_Layout element annotations_
-=-=-

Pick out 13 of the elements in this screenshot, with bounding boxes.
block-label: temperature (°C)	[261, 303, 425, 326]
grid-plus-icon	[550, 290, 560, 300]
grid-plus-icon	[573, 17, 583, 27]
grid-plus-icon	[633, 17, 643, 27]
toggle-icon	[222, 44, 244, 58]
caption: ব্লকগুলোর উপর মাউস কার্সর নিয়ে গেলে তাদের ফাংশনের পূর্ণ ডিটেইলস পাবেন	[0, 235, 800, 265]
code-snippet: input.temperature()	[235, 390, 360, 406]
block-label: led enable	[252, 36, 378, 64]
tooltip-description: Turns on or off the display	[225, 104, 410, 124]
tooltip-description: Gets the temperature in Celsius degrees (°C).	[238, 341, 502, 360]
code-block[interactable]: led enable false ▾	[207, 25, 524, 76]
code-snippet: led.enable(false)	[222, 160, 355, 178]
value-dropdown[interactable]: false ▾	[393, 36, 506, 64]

-=-=-

_Work required_
Copy out every line of the rows above verbatim, character for character.

_Solved problem_
Pick out 13 of the elements in this screenshot, with bounding boxes.
block-label: temperature (°C)	[261, 303, 425, 326]
grid-plus-icon	[550, 290, 560, 300]
grid-plus-icon	[573, 17, 583, 27]
grid-plus-icon	[633, 17, 643, 27]
toggle-icon	[222, 44, 244, 58]
caption: ব্লকগুলোর উপর মাউস কার্সর নিয়ে গেলে তাদের ফাংশনের পূর্ণ ডিটেইলস পাবেন	[0, 235, 800, 265]
code-snippet: input.temperature()	[235, 390, 360, 406]
block-label: led enable	[252, 36, 378, 64]
tooltip-description: Turns on or off the display	[225, 104, 410, 124]
tooltip-description: Gets the temperature in Celsius degrees (°C).	[238, 341, 502, 360]
code-block[interactable]: led enable false ▾	[207, 25, 524, 76]
code-snippet: led.enable(false)	[222, 160, 355, 178]
value-dropdown[interactable]: false ▾	[393, 36, 506, 64]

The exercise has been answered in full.